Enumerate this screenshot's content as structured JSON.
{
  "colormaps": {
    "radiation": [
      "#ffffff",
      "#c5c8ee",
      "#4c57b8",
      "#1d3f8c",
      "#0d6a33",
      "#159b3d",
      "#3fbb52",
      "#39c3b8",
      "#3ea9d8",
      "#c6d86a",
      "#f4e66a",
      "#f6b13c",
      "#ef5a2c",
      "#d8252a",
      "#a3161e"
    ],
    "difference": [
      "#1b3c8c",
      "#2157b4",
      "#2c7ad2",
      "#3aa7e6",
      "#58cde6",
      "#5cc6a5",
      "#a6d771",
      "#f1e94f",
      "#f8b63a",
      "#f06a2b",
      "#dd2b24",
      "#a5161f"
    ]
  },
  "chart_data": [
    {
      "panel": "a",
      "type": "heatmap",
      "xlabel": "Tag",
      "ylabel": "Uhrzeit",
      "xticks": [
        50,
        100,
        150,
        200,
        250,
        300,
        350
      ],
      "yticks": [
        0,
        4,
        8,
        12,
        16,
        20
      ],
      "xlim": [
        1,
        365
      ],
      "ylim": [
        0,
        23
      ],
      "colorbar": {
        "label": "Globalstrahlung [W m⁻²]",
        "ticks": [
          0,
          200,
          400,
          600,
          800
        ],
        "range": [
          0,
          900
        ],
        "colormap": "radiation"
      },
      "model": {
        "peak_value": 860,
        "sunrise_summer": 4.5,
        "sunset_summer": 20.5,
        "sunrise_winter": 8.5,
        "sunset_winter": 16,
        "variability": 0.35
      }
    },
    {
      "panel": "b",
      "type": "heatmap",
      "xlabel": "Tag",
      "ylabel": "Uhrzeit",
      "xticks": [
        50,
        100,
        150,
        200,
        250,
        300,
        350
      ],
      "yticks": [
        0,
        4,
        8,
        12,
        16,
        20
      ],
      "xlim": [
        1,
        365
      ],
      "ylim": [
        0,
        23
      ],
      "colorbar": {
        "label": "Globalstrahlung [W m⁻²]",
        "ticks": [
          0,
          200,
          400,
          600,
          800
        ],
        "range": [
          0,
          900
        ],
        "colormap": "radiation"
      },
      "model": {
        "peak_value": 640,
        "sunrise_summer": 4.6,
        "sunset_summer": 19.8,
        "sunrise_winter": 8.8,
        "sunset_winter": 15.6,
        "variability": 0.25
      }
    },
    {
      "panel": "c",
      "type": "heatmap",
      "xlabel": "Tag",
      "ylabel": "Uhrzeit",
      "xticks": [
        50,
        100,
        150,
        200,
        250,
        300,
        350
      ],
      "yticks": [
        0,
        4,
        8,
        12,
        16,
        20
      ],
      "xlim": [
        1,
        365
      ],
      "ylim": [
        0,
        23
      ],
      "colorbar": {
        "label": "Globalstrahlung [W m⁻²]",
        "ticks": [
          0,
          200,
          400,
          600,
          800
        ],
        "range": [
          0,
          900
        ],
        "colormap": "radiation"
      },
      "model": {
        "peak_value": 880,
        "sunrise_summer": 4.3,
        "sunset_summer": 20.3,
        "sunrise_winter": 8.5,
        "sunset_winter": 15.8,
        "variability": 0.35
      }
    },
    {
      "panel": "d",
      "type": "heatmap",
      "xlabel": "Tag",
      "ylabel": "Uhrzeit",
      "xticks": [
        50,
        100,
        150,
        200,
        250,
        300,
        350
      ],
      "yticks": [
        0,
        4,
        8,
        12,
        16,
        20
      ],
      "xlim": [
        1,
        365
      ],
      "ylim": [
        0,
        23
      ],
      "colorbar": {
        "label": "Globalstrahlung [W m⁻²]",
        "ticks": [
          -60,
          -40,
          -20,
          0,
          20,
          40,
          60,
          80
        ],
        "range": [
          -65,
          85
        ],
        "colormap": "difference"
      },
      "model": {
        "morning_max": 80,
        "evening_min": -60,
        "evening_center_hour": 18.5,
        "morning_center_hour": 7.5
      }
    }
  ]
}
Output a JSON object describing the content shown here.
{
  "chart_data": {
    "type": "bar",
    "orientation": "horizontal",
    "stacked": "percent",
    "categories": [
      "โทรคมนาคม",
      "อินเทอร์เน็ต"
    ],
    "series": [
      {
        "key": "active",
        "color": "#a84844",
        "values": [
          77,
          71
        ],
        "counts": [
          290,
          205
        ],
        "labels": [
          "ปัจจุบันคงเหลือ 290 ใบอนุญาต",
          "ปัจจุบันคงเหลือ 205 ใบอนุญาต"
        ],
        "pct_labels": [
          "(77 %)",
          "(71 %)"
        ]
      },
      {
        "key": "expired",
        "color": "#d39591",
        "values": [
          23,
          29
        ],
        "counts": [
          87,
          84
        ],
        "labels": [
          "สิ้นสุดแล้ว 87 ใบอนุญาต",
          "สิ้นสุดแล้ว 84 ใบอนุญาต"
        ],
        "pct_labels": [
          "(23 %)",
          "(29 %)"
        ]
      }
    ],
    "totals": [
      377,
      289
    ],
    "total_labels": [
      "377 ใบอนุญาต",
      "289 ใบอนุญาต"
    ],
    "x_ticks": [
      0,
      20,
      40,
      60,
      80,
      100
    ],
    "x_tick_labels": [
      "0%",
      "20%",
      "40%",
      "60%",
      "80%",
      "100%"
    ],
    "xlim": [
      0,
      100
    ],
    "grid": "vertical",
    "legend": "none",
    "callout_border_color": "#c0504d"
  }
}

TASK INSTRUCTIONS: Print out all the entries precisely as written.

SOLUTION FOR THIS EXERCISE:
Enumerate this screenshot's content as structured JSON.
{
  "colormaps": {
    "radiation": [
      "#ffffff",
      "#c5c8ee",
      "#4c57b8",
      "#1d3f8c",
      "#0d6a33",
      "#159b3d",
      "#3fbb52",
      "#39c3b8",
      "#3ea9d8",
      "#c6d86a",
      "#f4e66a",
      "#f6b13c",
      "#ef5a2c",
      "#d8252a",
      "#a3161e"
    ],
    "difference": [
      "#1b3c8c",
      "#2157b4",
      "#2c7ad2",
      "#3aa7e6",
      "#58cde6",
      "#5cc6a5",
      "#a6d771",
      "#f1e94f",
      "#f8b63a",
      "#f06a2b",
      "#dd2b24",
      "#a5161f"
    ]
  },
  "chart_data": [
    {
      "panel": "a",
      "type": "heatmap",
      "xlabel": "Tag",
      "ylabel": "Uhrzeit",
      "xticks": [
        50,
        100,
        150,
        200,
        250,
        300,
        350
      ],
      "yticks": [
        0,
        4,
        8,
        12,
        16,
        20
      ],
      "xlim": [
        1,
        365
      ],
      "ylim": [
        0,
        23
      ],
      "colorbar": {
        "label": "Globalstrahlung [W m⁻²]",
        "ticks": [
          0,
          200,
          400,
          600,
          800
        ],
        "range": [
          0,
          900
        ],
        "colormap": "radiation"
      },
      "model": {
        "peak_value": 860,
        "sunrise_summer": 4.5,
        "sunset_summer": 20.5,
        "sunrise_winter": 8.5,
        "sunset_winter": 16,
        "variability": 0.35
      }
    },
    {
      "panel": "b",
      "type": "heatmap",
      "xlabel": "Tag",
      "ylabel": "Uhrzeit",
      "xticks": [
        50,
        100,
        150,
        200,
        250,
        300,
        350
      ],
      "yticks": [
        0,
        4,
        8,
        12,
        16,
        20
      ],
      "xlim": [
        1,
        365
      ],
      "ylim": [
        0,
        23
      ],
      "colorbar": {
        "label": "Globalstrahlung [W m⁻²]",
        "ticks": [
          0,
          200,
          400,
          600,
          800
        ],
        "range": [
          0,
          900
        ],
        "colormap": "radiation"
      },
      "model": {
        "peak_value": 640,
        "sunrise_summer": 4.6,
        "sunset_summer": 19.8,
        "sunrise_winter": 8.8,
        "sunset_winter": 15.6,
        "variability": 0.25
      }
    },
    {
      "panel": "c",
      "type": "heatmap",
      "xlabel": "Tag",
      "ylabel": "Uhrzeit",
      "xticks": [
        50,
        100,
        150,
        200,
        250,
        300,
        350
      ],
      "yticks": [
        0,
        4,
        8,
        12,
        16,
        20
      ],
      "xlim": [
        1,
        365
      ],
      "ylim": [
        0,
        23
      ],
      "colorbar": {
        "label": "Globalstrahlung [W m⁻²]",
        "ticks": [
          0,
          200,
          400,
          600,
          800
        ],
        "range": [
          0,
          900
        ],
        "colormap": "radiation"
      },
      "model": {
        "peak_value": 880,
        "sunrise_summer": 4.3,
        "sunset_summer": 20.3,
        "sunrise_winter": 8.5,
        "sunset_winter": 15.8,
        "variability": 0.35
      }
    },
    {
      "panel": "d",
      "type": "heatmap",
      "xlabel": "Tag",
      "ylabel": "Uhrzeit",
      "xticks": [
        50,
        100,
        150,
        200,
        250,
        300,
        350
      ],
      "yticks": [
        0,
        4,
        8,
        12,
        16,
        20
      ],
      "xlim": [
        1,
        365
      ],
      "ylim": [
        0,
        23
      ],
      "colorbar": {
        "label": "Globalstrahlung [W m⁻²]",
        "ticks": [
          -60,
          -40,
          -20,
          0,
          20,
          40,
          60,
          80
        ],
        "range": [
          -65,
          85
        ],
        "colormap": "difference"
      },
      "model": {
        "morning_max": 80,
        "evening_min": -60,
        "evening_center_hour": 18.5,
        "morning_center_hour": 7.5
      }
    }
  ]
}
Output a JSON object describing the content shown here.
{
  "chart_data": {
    "type": "bar",
    "orientation": "horizontal",
    "stacked": "percent",
    "categories": [
      "โทรคมนาคม",
      "อินเทอร์เน็ต"
    ],
    "series": [
      {
        "key": "active",
        "color": "#a84844",
        "values": [
          77,
          71
        ],
        "counts": [
          290,
          205
        ],
        "labels": [
          "ปัจจุบันคงเหลือ 290 ใบอนุญาต",
          "ปัจจุบันคงเหลือ 205 ใบอนุญาต"
        ],
        "pct_labels": [
          "(77 %)",
          "(71 %)"
        ]
      },
      {
        "key": "expired",
        "color": "#d39591",
        "values": [
          23,
          29
        ],
        "counts": [
          87,
          84
        ],
        "labels": [
          "สิ้นสุดแล้ว 87 ใบอนุญาต",
          "สิ้นสุดแล้ว 84 ใบอนุญาต"
        ],
        "pct_labels": [
          "(23 %)",
          "(29 %)"
        ]
      }
    ],
    "totals": [
      377,
      289
    ],
    "total_labels": [
      "377 ใบอนุญาต",
      "289 ใบอนุญาต"
    ],
    "x_ticks": [
      0,
      20,
      40,
      60,
      80,
      100
    ],
    "x_tick_labels": [
      "0%",
      "20%",
      "40%",
      "60%",
      "80%",
      "100%"
    ],
    "xlim": [
      0,
      100
    ],
    "grid": "vertical",
    "legend": "none",
    "callout_border_color": "#c0504d"
  }
}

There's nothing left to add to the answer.